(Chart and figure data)
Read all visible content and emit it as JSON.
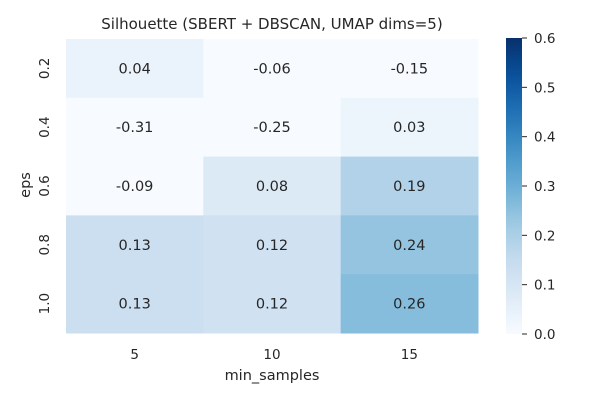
{
  "chart_data": {
    "type": "heatmap",
    "title": "Silhouette (SBERT + DBSCAN, UMAP dims=5)",
    "xlabel": "min_samples",
    "ylabel": "eps",
    "x_categories": [
      "5",
      "10",
      "15"
    ],
    "y_categories": [
      "0.2",
      "0.4",
      "0.6",
      "0.8",
      "1.0"
    ],
    "values": [
      [
        0.04,
        -0.06,
        -0.15
      ],
      [
        -0.31,
        -0.25,
        0.03
      ],
      [
        -0.09,
        0.08,
        0.19
      ],
      [
        0.13,
        0.12,
        0.24
      ],
      [
        0.13,
        0.12,
        0.26
      ]
    ],
    "cell_labels": [
      [
        "0.04",
        "-0.06",
        "-0.15"
      ],
      [
        "-0.31",
        "-0.25",
        "0.03"
      ],
      [
        "-0.09",
        "0.08",
        "0.19"
      ],
      [
        "0.13",
        "0.12",
        "0.24"
      ],
      [
        "0.13",
        "0.12",
        "0.26"
      ]
    ],
    "colorbar": {
      "vmin": 0.0,
      "vmax": 0.6,
      "ticks": [
        "0.0",
        "0.1",
        "0.2",
        "0.3",
        "0.4",
        "0.5",
        "0.6"
      ],
      "colormap": "Blues"
    },
    "colors": {
      "low": "#f7fbff",
      "high": "#08306b",
      "text": "#262626"
    }
  }
}
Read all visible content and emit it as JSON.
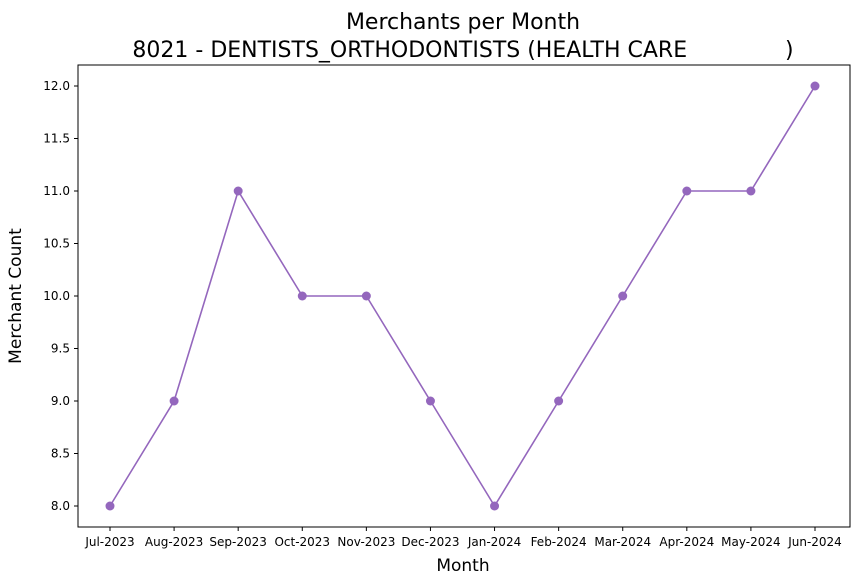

> **STATED PROBLEM**: Transcribe each entry above exactly, apart from the pictures.

> **FINISHED TASK**:
Read all visible content and emit it as JSON.
{
  "chart_data": {
    "type": "heatmap",
    "title": "Silhouette (SBERT + DBSCAN, UMAP dims=5)",
    "xlabel": "min_samples",
    "ylabel": "eps",
    "x_categories": [
      "5",
      "10",
      "15"
    ],
    "y_categories": [
      "0.2",
      "0.4",
      "0.6",
      "0.8",
      "1.0"
    ],
    "values": [
      [
        0.04,
        -0.06,
        -0.15
      ],
      [
        -0.31,
        -0.25,
        0.03
      ],
      [
        -0.09,
        0.08,
        0.19
      ],
      [
        0.13,
        0.12,
        0.24
      ],
      [
        0.13,
        0.12,
        0.26
      ]
    ],
    "cell_labels": [
      [
        "0.04",
        "-0.06",
        "-0.15"
      ],
      [
        "-0.31",
        "-0.25",
        "0.03"
      ],
      [
        "-0.09",
        "0.08",
        "0.19"
      ],
      [
        "0.13",
        "0.12",
        "0.24"
      ],
      [
        "0.13",
        "0.12",
        "0.26"
      ]
    ],
    "colorbar": {
      "vmin": 0.0,
      "vmax": 0.6,
      "ticks": [
        "0.0",
        "0.1",
        "0.2",
        "0.3",
        "0.4",
        "0.5",
        "0.6"
      ],
      "colormap": "Blues"
    },
    "colors": {
      "low": "#f7fbff",
      "high": "#08306b",
      "text": "#262626"
    }
  }
}
Read all visible content and emit it as JSON.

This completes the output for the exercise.